▶ Passage shown:

=======

[/blockquote]When an e-money company called EzeeMoney sued MTN Uganda back in 2013, a few expected the court to rule in its favor, as going against a big company with big shot lawyers and all seemed impossible. This all began when EzzeMoney obtained a contract from MTN for the provision of digital transmission (E1) and 30 fixed telephone lines to carry out its mobile money business. Things turned around in January 28, 2013 when MTN Uganda canceled the contract, sighting direct competition in the mobile money business as the cause of termination. This move prompted EzeeMoney to sue MTN through their lawyers AF Mpanga and company advocates, saying MTN’s action “restricted and distorted competition.”
Now three years down the road, the Commercial court has ordered telecom giant MTN Uganda to pay a sum of UGX 2.3 billion (about $662,000) in damages to EzeeMoney Limited for sabotaging its business.
According to the Observer, on November 6, 2015 the telecom giant was ordered by Justice Henry Peter Adonyo to stop acting in unlawful and anti-competitive manner, which denies other businesses an opportunity to prosper. The Judge said that MTN should pay UGX 800m to EzeeMoney in general damages for loss of business. On top of that also pay a penalty of UGX 1.5bn in punitive damages this is just to enusre that other companies who plan to engage in uncompetitive business tactics think twice in the future.
EzeeMoney said MTN also destituted it of services of other telecommunications operators. It argued that MTN used its exclusivity agreements to stop its agents from working for any other firm with similar business, further limiting competition. The Obsever further reports that the judge also found that MTN Uganda persuaded its agents to reject EzeeMoney. According to a witness, Sammy Mwathi, told court that he was an MTN money agent and he was restricted from dealing with other firms in the same business by signing exclusivity agreement.
Most of the tactics that MTN deployed made EzeeMoney to become inoperative, losing its business while MTN continued to prosper, grossing over $400m in revenue according to its 2014 report to investors, the judge said. She also declared MTN’s exclusivity agreements with its agents null and void contravening 53(1) (b) of the Communications Act 2013.

=======

▶ Work to complete:
A – According to the article on the EzeeMoney lawsuit, on what date did MTN Uganda cancel its contract with EzeeMoney?
B – In one to three sentences, explain why the article on the EzeeMoney lawsuit says MTN Uganda was ordered to pay UGX 1.5bn in punitive damages on top of the general damages.
The data that follows comes from a separate source unrelated to the article.

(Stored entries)

=======

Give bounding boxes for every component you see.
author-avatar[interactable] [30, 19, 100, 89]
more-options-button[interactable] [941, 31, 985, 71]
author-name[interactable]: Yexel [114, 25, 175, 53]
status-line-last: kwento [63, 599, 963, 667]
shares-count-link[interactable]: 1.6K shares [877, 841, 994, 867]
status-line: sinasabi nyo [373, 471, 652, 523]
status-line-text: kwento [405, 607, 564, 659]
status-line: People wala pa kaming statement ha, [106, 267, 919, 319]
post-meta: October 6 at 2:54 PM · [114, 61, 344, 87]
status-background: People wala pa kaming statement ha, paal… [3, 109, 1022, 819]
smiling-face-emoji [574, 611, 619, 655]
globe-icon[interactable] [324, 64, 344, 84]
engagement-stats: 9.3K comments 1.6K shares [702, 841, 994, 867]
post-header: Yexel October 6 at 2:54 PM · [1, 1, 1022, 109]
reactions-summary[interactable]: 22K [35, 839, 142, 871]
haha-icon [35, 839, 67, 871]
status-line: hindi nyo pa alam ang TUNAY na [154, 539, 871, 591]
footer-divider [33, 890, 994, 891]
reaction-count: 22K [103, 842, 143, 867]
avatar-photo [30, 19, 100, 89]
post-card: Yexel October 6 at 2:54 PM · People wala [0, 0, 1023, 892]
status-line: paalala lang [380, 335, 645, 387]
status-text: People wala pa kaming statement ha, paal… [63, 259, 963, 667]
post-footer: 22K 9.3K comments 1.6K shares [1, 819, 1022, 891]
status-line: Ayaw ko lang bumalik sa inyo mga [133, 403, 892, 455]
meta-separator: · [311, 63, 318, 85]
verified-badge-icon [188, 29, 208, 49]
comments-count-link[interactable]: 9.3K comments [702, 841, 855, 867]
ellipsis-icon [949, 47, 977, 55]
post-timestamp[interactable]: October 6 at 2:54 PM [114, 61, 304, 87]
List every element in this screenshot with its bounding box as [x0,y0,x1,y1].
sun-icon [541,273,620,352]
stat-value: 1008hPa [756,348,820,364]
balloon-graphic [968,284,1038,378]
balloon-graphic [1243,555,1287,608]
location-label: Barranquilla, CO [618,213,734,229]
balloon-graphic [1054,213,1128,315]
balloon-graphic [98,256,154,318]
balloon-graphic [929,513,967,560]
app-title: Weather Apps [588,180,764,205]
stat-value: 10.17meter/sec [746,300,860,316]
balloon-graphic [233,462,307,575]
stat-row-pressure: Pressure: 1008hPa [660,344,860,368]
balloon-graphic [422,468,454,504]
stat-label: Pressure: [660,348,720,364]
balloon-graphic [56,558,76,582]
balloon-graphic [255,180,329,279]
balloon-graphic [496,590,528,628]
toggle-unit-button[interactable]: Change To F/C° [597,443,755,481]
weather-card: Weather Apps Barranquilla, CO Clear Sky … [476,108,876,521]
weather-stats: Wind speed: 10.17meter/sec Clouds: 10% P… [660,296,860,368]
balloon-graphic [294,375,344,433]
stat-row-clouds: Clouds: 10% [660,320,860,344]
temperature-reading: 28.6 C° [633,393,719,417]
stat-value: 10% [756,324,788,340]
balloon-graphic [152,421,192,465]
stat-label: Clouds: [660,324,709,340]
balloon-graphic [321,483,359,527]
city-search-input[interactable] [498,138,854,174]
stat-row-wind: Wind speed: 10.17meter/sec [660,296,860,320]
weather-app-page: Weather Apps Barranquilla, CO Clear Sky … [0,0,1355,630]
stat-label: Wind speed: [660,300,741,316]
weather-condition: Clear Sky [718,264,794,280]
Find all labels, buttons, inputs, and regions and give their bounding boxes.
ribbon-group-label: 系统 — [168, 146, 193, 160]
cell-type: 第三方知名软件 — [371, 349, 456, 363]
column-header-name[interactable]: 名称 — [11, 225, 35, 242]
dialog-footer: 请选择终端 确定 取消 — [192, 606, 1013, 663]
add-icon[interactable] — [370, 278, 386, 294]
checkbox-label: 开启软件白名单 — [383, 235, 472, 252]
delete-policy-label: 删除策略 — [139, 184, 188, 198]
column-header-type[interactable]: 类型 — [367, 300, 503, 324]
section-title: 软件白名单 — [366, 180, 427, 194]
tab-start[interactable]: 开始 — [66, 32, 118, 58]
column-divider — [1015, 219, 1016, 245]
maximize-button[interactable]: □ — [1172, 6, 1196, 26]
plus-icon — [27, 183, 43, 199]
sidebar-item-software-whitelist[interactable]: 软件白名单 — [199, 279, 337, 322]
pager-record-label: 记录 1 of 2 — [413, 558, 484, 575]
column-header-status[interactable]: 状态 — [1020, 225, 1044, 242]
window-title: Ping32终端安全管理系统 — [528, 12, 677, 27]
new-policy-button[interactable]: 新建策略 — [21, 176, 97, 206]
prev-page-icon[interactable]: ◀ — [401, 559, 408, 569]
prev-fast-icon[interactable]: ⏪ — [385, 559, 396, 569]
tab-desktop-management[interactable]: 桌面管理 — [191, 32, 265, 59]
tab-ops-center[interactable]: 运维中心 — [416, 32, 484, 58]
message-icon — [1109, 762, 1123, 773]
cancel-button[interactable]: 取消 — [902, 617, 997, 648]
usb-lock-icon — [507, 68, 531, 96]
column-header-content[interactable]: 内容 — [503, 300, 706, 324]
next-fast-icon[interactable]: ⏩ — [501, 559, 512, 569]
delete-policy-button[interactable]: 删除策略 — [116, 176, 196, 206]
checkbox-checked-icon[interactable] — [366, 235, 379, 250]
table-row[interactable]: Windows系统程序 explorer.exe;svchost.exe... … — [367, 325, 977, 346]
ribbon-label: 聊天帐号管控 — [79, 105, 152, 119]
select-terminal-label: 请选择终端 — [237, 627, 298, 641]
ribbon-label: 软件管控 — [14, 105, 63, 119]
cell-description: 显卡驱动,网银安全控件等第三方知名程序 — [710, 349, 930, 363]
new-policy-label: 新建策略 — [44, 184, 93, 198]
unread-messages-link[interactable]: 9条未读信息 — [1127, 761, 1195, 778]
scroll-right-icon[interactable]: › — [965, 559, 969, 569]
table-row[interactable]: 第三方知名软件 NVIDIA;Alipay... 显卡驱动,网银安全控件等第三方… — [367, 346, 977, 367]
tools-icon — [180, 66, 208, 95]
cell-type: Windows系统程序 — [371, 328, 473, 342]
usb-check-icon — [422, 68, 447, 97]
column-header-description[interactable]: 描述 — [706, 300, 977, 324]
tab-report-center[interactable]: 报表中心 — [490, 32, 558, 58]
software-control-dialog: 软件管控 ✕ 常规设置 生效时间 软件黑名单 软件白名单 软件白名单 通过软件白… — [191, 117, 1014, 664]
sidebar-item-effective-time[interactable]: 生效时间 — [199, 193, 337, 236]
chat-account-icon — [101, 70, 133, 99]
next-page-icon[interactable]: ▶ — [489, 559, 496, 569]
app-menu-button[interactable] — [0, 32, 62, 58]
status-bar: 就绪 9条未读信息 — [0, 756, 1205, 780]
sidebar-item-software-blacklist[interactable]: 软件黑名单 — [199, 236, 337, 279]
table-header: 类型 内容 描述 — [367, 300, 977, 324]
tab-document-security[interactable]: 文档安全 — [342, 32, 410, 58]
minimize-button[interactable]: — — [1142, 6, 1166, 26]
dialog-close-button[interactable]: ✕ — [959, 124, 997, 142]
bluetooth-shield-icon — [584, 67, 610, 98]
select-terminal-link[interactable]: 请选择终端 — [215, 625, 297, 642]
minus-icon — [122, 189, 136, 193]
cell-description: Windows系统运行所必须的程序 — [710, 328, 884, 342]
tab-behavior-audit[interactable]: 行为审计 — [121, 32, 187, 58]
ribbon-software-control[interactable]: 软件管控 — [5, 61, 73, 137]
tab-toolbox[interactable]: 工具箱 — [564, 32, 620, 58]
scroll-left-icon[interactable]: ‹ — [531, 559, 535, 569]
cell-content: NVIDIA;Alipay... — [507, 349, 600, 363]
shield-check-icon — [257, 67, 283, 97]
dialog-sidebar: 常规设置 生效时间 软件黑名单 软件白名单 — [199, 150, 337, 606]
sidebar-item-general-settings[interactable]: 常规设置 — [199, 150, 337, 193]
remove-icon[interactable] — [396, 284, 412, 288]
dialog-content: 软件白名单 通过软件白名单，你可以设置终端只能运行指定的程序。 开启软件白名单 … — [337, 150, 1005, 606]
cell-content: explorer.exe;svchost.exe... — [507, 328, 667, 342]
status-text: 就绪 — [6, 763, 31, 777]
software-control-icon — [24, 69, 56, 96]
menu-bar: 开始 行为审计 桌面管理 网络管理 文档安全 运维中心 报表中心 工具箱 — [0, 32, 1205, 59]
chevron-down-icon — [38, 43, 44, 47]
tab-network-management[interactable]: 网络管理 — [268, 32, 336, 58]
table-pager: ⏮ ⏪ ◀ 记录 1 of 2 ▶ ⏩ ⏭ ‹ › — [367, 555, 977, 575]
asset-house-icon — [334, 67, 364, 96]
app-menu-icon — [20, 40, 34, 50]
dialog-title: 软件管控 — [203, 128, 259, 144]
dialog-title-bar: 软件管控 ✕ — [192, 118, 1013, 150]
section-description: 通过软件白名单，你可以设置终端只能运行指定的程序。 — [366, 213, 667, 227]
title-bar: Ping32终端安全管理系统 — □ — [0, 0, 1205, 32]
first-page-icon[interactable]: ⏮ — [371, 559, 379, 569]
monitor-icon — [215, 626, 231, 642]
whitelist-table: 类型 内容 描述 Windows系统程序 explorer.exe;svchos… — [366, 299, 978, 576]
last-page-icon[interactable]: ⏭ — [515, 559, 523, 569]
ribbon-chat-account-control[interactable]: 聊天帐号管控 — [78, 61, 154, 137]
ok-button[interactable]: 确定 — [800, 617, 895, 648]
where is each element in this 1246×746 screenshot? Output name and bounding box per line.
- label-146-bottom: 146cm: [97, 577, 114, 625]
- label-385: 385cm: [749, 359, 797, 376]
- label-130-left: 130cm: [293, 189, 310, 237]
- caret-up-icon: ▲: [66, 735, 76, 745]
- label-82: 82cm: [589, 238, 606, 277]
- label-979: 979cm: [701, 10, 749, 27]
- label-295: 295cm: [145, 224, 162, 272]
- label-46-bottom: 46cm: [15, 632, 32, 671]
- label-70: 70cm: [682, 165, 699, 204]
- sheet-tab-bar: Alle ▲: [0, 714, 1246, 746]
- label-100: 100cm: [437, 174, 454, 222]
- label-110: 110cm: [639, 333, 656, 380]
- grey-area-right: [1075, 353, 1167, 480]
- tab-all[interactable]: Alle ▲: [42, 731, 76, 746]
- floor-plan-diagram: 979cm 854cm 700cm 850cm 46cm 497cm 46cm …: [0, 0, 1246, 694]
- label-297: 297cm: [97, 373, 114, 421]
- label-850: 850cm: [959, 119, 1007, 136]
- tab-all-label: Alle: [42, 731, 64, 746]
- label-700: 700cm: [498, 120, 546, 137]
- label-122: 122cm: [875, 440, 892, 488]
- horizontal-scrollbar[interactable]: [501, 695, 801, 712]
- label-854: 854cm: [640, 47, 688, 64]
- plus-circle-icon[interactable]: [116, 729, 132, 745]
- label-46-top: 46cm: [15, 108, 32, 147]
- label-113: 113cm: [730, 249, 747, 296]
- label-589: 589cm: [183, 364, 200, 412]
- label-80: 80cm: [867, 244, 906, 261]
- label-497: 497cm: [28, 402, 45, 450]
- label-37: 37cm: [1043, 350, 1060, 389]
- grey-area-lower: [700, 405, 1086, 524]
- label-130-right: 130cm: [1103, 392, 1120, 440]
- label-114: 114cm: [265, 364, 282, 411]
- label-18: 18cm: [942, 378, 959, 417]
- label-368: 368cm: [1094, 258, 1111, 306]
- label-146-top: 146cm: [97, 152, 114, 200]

=======

▶ Answers to the exercises:
A – MTN Uganda canceled the contract on January 28, 2013.

B – The UGX 1.5bn penalty was meant to make other companies that plan to use uncompetitive business tactics think twice in the future. The UGX 800m in general damages, by contrast, compensated EzeeMoney for its loss of business.